►

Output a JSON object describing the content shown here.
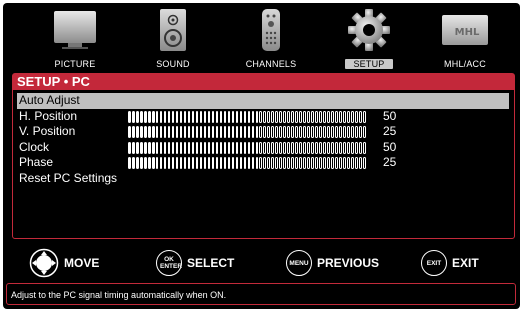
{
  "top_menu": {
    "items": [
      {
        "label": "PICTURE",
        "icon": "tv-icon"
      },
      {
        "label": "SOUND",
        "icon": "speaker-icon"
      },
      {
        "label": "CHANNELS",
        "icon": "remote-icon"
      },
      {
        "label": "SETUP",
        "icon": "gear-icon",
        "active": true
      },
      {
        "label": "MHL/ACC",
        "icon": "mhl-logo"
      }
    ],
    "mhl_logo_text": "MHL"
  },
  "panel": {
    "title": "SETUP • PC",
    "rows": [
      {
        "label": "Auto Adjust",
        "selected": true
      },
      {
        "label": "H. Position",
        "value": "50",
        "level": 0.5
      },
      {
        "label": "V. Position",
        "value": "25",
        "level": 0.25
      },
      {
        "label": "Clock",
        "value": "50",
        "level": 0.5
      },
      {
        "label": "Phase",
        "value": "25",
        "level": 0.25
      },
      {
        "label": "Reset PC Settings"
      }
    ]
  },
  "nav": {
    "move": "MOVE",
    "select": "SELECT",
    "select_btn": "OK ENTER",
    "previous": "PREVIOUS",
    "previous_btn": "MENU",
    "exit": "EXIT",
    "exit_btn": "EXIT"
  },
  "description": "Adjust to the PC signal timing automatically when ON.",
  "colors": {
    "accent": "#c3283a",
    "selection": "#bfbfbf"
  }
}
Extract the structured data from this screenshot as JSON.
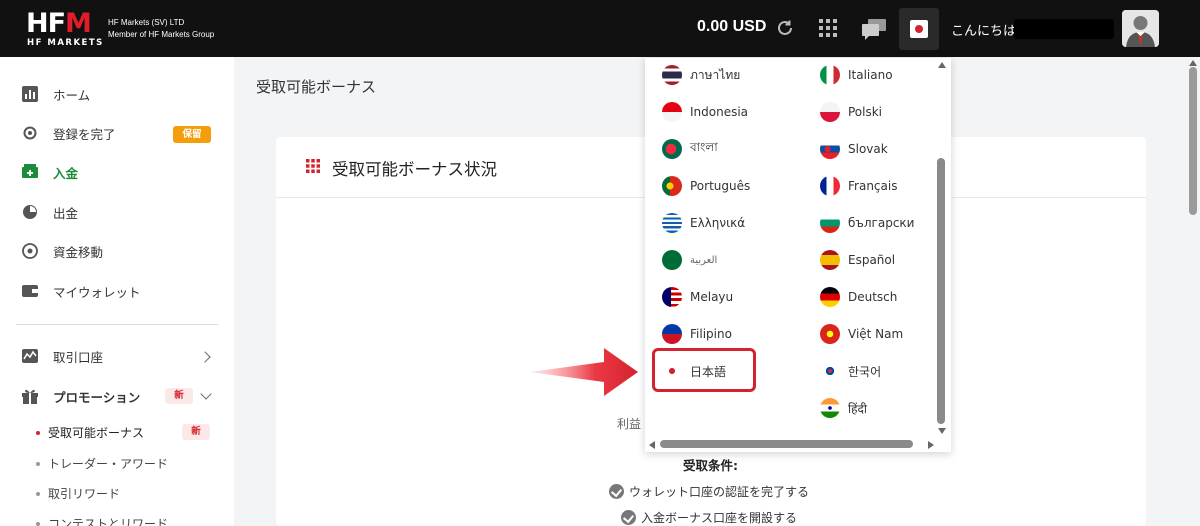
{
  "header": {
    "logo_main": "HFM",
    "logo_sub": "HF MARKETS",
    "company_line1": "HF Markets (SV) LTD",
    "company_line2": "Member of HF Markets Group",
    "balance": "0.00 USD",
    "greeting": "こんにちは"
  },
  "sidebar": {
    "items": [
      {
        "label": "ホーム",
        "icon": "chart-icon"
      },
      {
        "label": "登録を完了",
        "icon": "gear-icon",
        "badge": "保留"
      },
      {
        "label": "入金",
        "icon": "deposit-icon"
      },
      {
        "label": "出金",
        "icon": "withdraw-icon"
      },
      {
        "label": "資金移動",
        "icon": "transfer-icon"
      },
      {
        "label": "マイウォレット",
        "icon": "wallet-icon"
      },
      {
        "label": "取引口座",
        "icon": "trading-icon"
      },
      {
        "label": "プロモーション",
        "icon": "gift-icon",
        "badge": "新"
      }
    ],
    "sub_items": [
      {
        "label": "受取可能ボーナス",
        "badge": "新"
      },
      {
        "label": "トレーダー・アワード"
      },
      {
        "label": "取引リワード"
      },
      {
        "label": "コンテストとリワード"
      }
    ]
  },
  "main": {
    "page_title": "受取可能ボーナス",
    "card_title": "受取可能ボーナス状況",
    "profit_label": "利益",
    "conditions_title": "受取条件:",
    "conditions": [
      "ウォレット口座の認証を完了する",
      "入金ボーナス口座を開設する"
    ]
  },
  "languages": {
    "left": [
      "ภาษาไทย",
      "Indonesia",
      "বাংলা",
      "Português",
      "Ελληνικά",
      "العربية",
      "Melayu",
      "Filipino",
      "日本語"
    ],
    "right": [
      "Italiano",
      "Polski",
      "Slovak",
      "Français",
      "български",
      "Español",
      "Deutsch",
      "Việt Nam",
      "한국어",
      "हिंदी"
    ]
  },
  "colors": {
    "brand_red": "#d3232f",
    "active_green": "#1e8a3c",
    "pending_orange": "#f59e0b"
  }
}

◄

§ **WHAT YOU NEED TO DO**: In your copy, repeat each record exactly and include no pictures.

§ **THE RESULT**:
Output a JSON object describing the content shown here.
{
  "top_menu": {
    "items": [
      {
        "label": "PICTURE",
        "icon": "tv-icon"
      },
      {
        "label": "SOUND",
        "icon": "speaker-icon"
      },
      {
        "label": "CHANNELS",
        "icon": "remote-icon"
      },
      {
        "label": "SETUP",
        "icon": "gear-icon",
        "active": true
      },
      {
        "label": "MHL/ACC",
        "icon": "mhl-logo"
      }
    ],
    "mhl_logo_text": "MHL"
  },
  "panel": {
    "title": "SETUP • PC",
    "rows": [
      {
        "label": "Auto Adjust",
        "selected": true
      },
      {
        "label": "H. Position",
        "value": "50",
        "level": 0.5
      },
      {
        "label": "V. Position",
        "value": "25",
        "level": 0.25
      },
      {
        "label": "Clock",
        "value": "50",
        "level": 0.5
      },
      {
        "label": "Phase",
        "value": "25",
        "level": 0.25
      },
      {
        "label": "Reset PC Settings"
      }
    ]
  },
  "nav": {
    "move": "MOVE",
    "select": "SELECT",
    "select_btn": "OK ENTER",
    "previous": "PREVIOUS",
    "previous_btn": "MENU",
    "exit": "EXIT",
    "exit_btn": "EXIT"
  },
  "description": "Adjust to the PC signal timing automatically when ON.",
  "colors": {
    "accent": "#c3283a",
    "selection": "#bfbfbf"
  }
}
Extract the structured data from this screenshot as JSON.
{
  "header": {
    "logo_main": "HFM",
    "logo_sub": "HF MARKETS",
    "company_line1": "HF Markets (SV) LTD",
    "company_line2": "Member of HF Markets Group",
    "balance": "0.00 USD",
    "greeting": "こんにちは"
  },
  "sidebar": {
    "items": [
      {
        "label": "ホーム",
        "icon": "chart-icon"
      },
      {
        "label": "登録を完了",
        "icon": "gear-icon",
        "badge": "保留"
      },
      {
        "label": "入金",
        "icon": "deposit-icon"
      },
      {
        "label": "出金",
        "icon": "withdraw-icon"
      },
      {
        "label": "資金移動",
        "icon": "transfer-icon"
      },
      {
        "label": "マイウォレット",
        "icon": "wallet-icon"
      },
      {
        "label": "取引口座",
        "icon": "trading-icon"
      },
      {
        "label": "プロモーション",
        "icon": "gift-icon",
        "badge": "新"
      }
    ],
    "sub_items": [
      {
        "label": "受取可能ボーナス",
        "badge": "新"
      },
      {
        "label": "トレーダー・アワード"
      },
      {
        "label": "取引リワード"
      },
      {
        "label": "コンテストとリワード"
      }
    ]
  },
  "main": {
    "page_title": "受取可能ボーナス",
    "card_title": "受取可能ボーナス状況",
    "profit_label": "利益",
    "conditions_title": "受取条件:",
    "conditions": [
      "ウォレット口座の認証を完了する",
      "入金ボーナス口座を開設する"
    ]
  },
  "languages": {
    "left": [
      "ภาษาไทย",
      "Indonesia",
      "বাংলা",
      "Português",
      "Ελληνικά",
      "العربية",
      "Melayu",
      "Filipino",
      "日本語"
    ],
    "right": [
      "Italiano",
      "Polski",
      "Slovak",
      "Français",
      "български",
      "Español",
      "Deutsch",
      "Việt Nam",
      "한국어",
      "हिंदी"
    ]
  },
  "colors": {
    "brand_red": "#d3232f",
    "active_green": "#1e8a3c",
    "pending_orange": "#f59e0b"
  }
}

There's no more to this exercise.